■ **YOUR OBJECTIVE**
Are you able to quote each entry exactly as written?

■ **Items from a data source**
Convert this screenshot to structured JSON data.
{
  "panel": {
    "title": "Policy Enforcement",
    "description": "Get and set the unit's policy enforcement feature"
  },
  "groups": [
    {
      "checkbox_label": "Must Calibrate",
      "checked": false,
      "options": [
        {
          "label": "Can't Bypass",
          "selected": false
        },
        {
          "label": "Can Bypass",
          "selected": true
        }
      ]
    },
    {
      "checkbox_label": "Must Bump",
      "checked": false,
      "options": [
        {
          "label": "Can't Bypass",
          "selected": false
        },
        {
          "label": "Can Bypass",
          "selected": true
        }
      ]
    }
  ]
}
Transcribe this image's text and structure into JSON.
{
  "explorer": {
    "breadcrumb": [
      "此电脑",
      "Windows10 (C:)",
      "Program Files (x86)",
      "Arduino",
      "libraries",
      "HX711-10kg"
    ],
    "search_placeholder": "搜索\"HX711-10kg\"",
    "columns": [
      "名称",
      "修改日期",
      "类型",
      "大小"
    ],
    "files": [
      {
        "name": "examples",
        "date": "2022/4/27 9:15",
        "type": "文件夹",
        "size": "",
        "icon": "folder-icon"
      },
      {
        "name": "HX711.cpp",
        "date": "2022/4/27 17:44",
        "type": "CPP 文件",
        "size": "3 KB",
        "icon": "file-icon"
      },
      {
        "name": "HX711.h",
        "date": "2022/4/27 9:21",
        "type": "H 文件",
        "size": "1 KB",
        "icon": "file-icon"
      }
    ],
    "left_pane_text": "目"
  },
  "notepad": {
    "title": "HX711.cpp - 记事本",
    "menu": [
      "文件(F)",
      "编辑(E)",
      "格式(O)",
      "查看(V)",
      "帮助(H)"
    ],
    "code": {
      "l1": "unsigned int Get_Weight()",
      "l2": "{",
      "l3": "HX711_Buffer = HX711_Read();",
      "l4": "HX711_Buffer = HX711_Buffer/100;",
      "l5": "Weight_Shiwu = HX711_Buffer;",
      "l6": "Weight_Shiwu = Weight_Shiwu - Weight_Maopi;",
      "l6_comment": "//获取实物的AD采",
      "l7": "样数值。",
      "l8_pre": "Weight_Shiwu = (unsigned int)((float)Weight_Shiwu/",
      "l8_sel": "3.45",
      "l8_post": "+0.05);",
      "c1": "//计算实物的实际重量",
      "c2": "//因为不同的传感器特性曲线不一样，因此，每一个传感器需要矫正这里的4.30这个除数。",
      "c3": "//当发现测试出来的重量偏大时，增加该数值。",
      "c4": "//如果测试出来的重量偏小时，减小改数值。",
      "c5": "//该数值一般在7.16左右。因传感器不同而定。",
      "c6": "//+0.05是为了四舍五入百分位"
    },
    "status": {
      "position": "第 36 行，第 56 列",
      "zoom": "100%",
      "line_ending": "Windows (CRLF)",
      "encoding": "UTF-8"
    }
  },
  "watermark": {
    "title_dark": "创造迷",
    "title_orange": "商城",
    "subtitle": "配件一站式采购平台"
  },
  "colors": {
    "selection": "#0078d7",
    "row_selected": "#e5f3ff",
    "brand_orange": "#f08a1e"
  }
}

■ **ANSWER TO THE EXERCISE**
Convert this screenshot to structured JSON data.
{
  "panel": {
    "title": "Policy Enforcement",
    "description": "Get and set the unit's policy enforcement feature"
  },
  "groups": [
    {
      "checkbox_label": "Must Calibrate",
      "checked": false,
      "options": [
        {
          "label": "Can't Bypass",
          "selected": false
        },
        {
          "label": "Can Bypass",
          "selected": true
        }
      ]
    },
    {
      "checkbox_label": "Must Bump",
      "checked": false,
      "options": [
        {
          "label": "Can't Bypass",
          "selected": false
        },
        {
          "label": "Can Bypass",
          "selected": true
        }
      ]
    }
  ]
}
Transcribe this image's text and structure into JSON.
{
  "explorer": {
    "breadcrumb": [
      "此电脑",
      "Windows10 (C:)",
      "Program Files (x86)",
      "Arduino",
      "libraries",
      "HX711-10kg"
    ],
    "search_placeholder": "搜索\"HX711-10kg\"",
    "columns": [
      "名称",
      "修改日期",
      "类型",
      "大小"
    ],
    "files": [
      {
        "name": "examples",
        "date": "2022/4/27 9:15",
        "type": "文件夹",
        "size": "",
        "icon": "folder-icon"
      },
      {
        "name": "HX711.cpp",
        "date": "2022/4/27 17:44",
        "type": "CPP 文件",
        "size": "3 KB",
        "icon": "file-icon"
      },
      {
        "name": "HX711.h",
        "date": "2022/4/27 9:21",
        "type": "H 文件",
        "size": "1 KB",
        "icon": "file-icon"
      }
    ],
    "left_pane_text": "目"
  },
  "notepad": {
    "title": "HX711.cpp - 记事本",
    "menu": [
      "文件(F)",
      "编辑(E)",
      "格式(O)",
      "查看(V)",
      "帮助(H)"
    ],
    "code": {
      "l1": "unsigned int Get_Weight()",
      "l2": "{",
      "l3": "HX711_Buffer = HX711_Read();",
      "l4": "HX711_Buffer = HX711_Buffer/100;",
      "l5": "Weight_Shiwu = HX711_Buffer;",
      "l6": "Weight_Shiwu = Weight_Shiwu - Weight_Maopi;",
      "l6_comment": "//获取实物的AD采",
      "l7": "样数值。",
      "l8_pre": "Weight_Shiwu = (unsigned int)((float)Weight_Shiwu/",
      "l8_sel": "3.45",
      "l8_post": "+0.05);",
      "c1": "//计算实物的实际重量",
      "c2": "//因为不同的传感器特性曲线不一样，因此，每一个传感器需要矫正这里的4.30这个除数。",
      "c3": "//当发现测试出来的重量偏大时，增加该数值。",
      "c4": "//如果测试出来的重量偏小时，减小改数值。",
      "c5": "//该数值一般在7.16左右。因传感器不同而定。",
      "c6": "//+0.05是为了四舍五入百分位"
    },
    "status": {
      "position": "第 36 行，第 56 列",
      "zoom": "100%",
      "line_ending": "Windows (CRLF)",
      "encoding": "UTF-8"
    }
  },
  "watermark": {
    "title_dark": "创造迷",
    "title_orange": "商城",
    "subtitle": "配件一站式采购平台"
  },
  "colors": {
    "selection": "#0078d7",
    "row_selected": "#e5f3ff",
    "brand_orange": "#f08a1e"
  }
}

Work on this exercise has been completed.